━━━ Source records

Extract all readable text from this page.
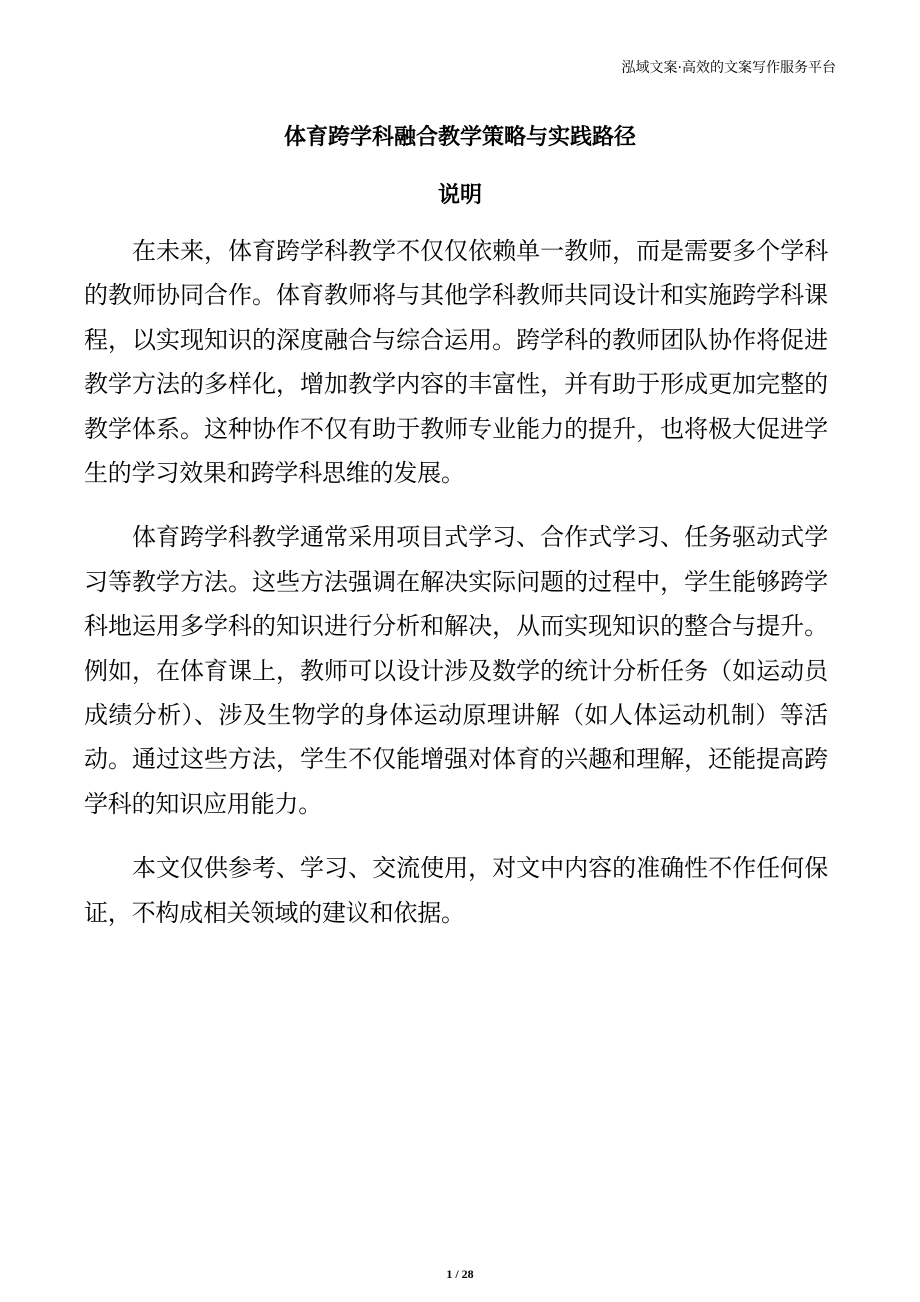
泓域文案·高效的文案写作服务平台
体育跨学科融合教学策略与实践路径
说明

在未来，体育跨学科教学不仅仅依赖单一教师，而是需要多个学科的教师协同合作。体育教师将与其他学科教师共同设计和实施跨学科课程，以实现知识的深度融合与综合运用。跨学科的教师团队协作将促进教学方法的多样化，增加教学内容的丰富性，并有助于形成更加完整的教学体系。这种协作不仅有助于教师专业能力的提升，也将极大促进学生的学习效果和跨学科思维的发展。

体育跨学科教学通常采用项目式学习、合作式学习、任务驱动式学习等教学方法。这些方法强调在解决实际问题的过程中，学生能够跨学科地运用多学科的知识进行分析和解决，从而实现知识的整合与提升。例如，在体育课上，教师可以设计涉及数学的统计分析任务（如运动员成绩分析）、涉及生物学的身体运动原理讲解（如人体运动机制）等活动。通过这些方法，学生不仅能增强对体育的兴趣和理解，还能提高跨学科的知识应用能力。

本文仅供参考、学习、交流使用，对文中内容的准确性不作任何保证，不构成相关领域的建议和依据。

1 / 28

━━━━━━

Exercise task:
Would you mind returning each entry above word for word, skipping the images?

Task answer:
Extract all readable text from this page.
泓域文案·高效的文案写作服务平台
体育跨学科融合教学策略与实践路径
说明

在未来，体育跨学科教学不仅仅依赖单一教师，而是需要多个学科的教师协同合作。体育教师将与其他学科教师共同设计和实施跨学科课程，以实现知识的深度融合与综合运用。跨学科的教师团队协作将促进教学方法的多样化，增加教学内容的丰富性，并有助于形成更加完整的教学体系。这种协作不仅有助于教师专业能力的提升，也将极大促进学生的学习效果和跨学科思维的发展。

体育跨学科教学通常采用项目式学习、合作式学习、任务驱动式学习等教学方法。这些方法强调在解决实际问题的过程中，学生能够跨学科地运用多学科的知识进行分析和解决，从而实现知识的整合与提升。例如，在体育课上，教师可以设计涉及数学的统计分析任务（如运动员成绩分析）、涉及生物学的身体运动原理讲解（如人体运动机制）等活动。通过这些方法，学生不仅能增强对体育的兴趣和理解，还能提高跨学科的知识应用能力。

本文仅供参考、学习、交流使用，对文中内容的准确性不作任何保证，不构成相关领域的建议和依据。

1 / 28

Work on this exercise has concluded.